- [What to do]: The records below must be written out exactly, with every picture left behind.

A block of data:
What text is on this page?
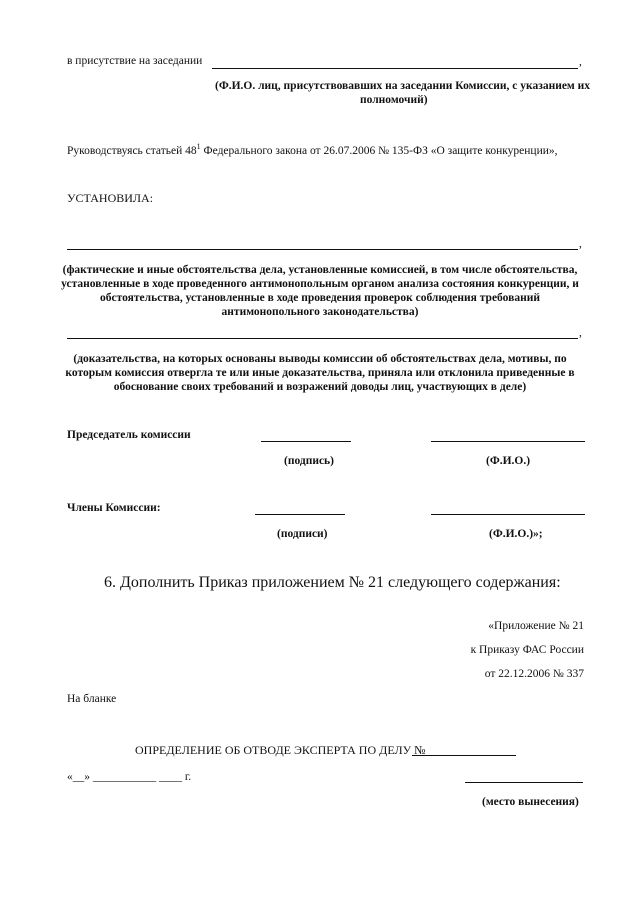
в присутствие на заседании	,
(Ф.И.О. лиц, присутствовавших на заседании Комиссии, с указанием их
полномочий)
Руководствуясь статьей $48^1$ Федерального закона от 26.07.2006 № 135-ФЗ «О защите конкуренции»,
УСТАНОВИЛА:
,
(фактические и иные обстоятельства дела, установленные комиссией, в том числе обстоятельства,
установленные в ходе проведенного антимонопольным органом анализа состояния конкуренции, и
обстоятельства, установленные в ходе проведения проверок соблюдения требований
антимонопольного законодательства)
,
(доказательства, на которых основаны выводы комиссии об обстоятельствах дела, мотивы, по
которым комиссия отвергла те или иные доказательства, приняла или отклонила приведенные в
обоснование своих требований и возражений доводы лиц, участвующих в деле)
Председатель комиссии
(подпись)	(Ф.И.О.)
Члены Комиссии:
(подписи)	(Ф.И.О.)»;
6. Дополнить Приказ приложением № 21 следующего содержания:
«Приложение № 21
к Приказу ФАС России
от 22.12.2006 № 337
На бланке
ОПРЕДЕЛЕНИЕ ОБ ОТВОДЕ ЭКСПЕРТА ПО ДЕЛУ №
«__» ___________ ____ г.
(место вынесения)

- [Solution for this exercise]:
What text is on this page?
в присутствие на заседании	,
(Ф.И.О. лиц, присутствовавших на заседании Комиссии, с указанием их
полномочий)
Руководствуясь статьей $48^1$ Федерального закона от 26.07.2006 № 135-ФЗ «О защите конкуренции»,
УСТАНОВИЛА:
,
(фактические и иные обстоятельства дела, установленные комиссией, в том числе обстоятельства,
установленные в ходе проведенного антимонопольным органом анализа состояния конкуренции, и
обстоятельства, установленные в ходе проведения проверок соблюдения требований
антимонопольного законодательства)
,
(доказательства, на которых основаны выводы комиссии об обстоятельствах дела, мотивы, по
которым комиссия отвергла те или иные доказательства, приняла или отклонила приведенные в
обоснование своих требований и возражений доводы лиц, участвующих в деле)
Председатель комиссии
(подпись)	(Ф.И.О.)
Члены Комиссии:
(подписи)	(Ф.И.О.)»;
6. Дополнить Приказ приложением № 21 следующего содержания:
«Приложение № 21
к Приказу ФАС России
от 22.12.2006 № 337
На бланке
ОПРЕДЕЛЕНИЕ ОБ ОТВОДЕ ЭКСПЕРТА ПО ДЕЛУ №
«__» ___________ ____ г.
(место вынесения)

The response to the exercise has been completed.